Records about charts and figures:
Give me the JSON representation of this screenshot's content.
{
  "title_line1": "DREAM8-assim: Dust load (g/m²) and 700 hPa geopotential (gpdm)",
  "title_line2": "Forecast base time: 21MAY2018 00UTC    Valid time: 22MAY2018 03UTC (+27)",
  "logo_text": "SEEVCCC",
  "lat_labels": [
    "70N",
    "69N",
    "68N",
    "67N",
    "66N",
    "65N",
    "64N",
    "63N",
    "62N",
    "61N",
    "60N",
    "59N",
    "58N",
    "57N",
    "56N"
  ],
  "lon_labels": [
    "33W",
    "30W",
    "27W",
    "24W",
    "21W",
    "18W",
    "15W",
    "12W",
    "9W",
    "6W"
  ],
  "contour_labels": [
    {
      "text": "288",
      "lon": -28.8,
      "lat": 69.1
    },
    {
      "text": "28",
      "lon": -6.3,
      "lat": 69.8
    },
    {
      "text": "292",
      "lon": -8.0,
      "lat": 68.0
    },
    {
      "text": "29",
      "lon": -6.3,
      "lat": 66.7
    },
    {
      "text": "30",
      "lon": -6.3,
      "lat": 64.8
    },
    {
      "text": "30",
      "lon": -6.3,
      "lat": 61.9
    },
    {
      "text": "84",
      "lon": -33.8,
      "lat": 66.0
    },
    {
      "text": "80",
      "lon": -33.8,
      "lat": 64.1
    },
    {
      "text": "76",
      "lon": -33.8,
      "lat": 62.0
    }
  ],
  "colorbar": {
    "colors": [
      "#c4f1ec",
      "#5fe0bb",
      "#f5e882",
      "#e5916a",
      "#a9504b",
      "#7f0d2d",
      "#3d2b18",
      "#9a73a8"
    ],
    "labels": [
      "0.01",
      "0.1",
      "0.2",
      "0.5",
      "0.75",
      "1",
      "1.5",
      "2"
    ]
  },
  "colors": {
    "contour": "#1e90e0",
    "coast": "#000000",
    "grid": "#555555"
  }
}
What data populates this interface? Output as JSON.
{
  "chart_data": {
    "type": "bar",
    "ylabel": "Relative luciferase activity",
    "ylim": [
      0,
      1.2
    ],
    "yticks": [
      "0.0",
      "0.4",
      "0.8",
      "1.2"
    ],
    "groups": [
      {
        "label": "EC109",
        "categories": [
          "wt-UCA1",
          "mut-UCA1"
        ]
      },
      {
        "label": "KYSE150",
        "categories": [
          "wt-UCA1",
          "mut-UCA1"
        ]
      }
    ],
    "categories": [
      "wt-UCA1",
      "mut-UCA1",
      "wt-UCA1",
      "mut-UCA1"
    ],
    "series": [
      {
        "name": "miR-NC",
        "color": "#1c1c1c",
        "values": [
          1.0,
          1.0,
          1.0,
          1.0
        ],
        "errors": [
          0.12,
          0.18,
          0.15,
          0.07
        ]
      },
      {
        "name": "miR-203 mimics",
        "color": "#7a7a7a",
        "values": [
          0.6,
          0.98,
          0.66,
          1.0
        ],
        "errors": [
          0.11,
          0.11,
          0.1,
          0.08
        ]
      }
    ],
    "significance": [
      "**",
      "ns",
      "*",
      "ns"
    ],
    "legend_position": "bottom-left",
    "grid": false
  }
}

--

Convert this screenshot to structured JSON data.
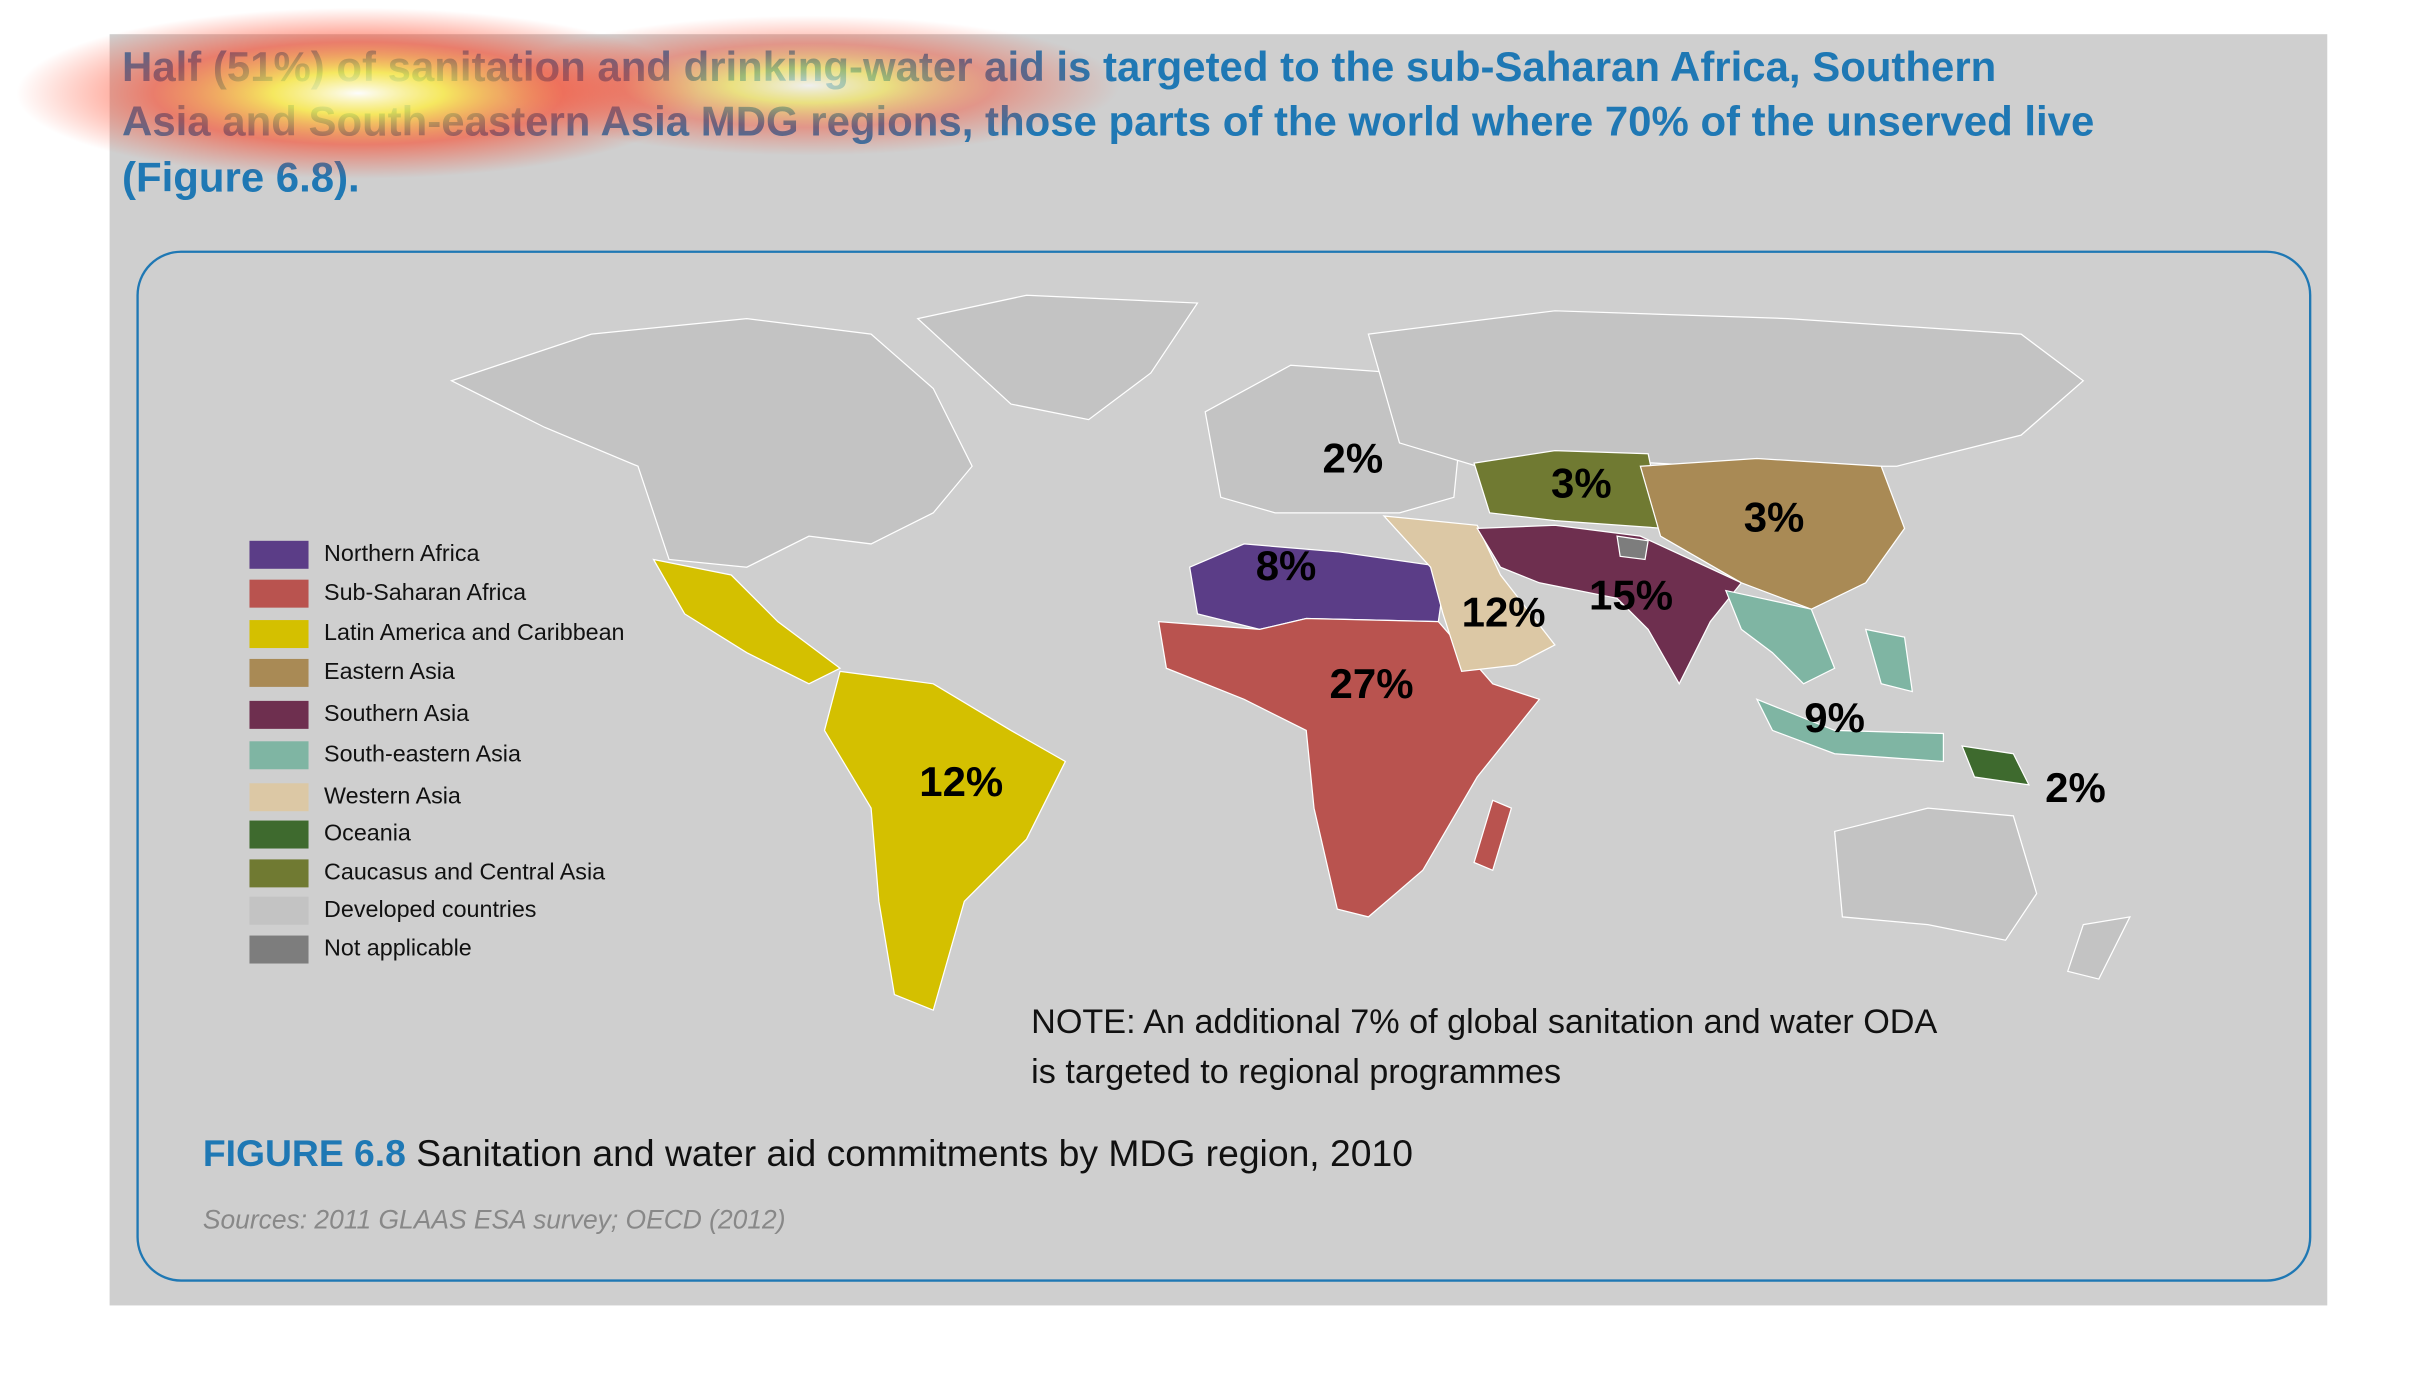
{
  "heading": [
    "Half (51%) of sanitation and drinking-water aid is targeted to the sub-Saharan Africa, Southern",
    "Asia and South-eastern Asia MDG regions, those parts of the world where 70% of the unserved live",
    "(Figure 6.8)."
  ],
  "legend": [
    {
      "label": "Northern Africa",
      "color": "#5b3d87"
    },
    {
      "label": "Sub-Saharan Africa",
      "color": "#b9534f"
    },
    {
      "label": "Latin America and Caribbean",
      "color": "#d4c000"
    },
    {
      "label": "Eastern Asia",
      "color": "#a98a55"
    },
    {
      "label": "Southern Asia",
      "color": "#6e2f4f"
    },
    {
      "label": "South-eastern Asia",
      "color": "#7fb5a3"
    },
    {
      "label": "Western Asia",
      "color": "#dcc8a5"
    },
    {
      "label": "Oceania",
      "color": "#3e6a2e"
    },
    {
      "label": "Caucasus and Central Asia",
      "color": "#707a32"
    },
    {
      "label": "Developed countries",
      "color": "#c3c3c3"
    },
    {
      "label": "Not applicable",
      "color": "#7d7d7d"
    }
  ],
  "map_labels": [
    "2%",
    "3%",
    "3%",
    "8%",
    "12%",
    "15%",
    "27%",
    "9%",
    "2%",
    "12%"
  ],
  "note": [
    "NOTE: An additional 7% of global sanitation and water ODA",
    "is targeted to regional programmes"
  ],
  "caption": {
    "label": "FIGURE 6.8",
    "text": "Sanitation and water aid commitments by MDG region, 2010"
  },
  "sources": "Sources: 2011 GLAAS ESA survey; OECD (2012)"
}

**What the task asks**
Collect the lines of the records that include the string "Africa".

**Completed exercise**
    "Half (51%) of sanitation and drinking-water aid is targeted to the sub-Saharan Africa, Southern",
      "label": "Northern Africa",
      "label": "Sub-Saharan Africa",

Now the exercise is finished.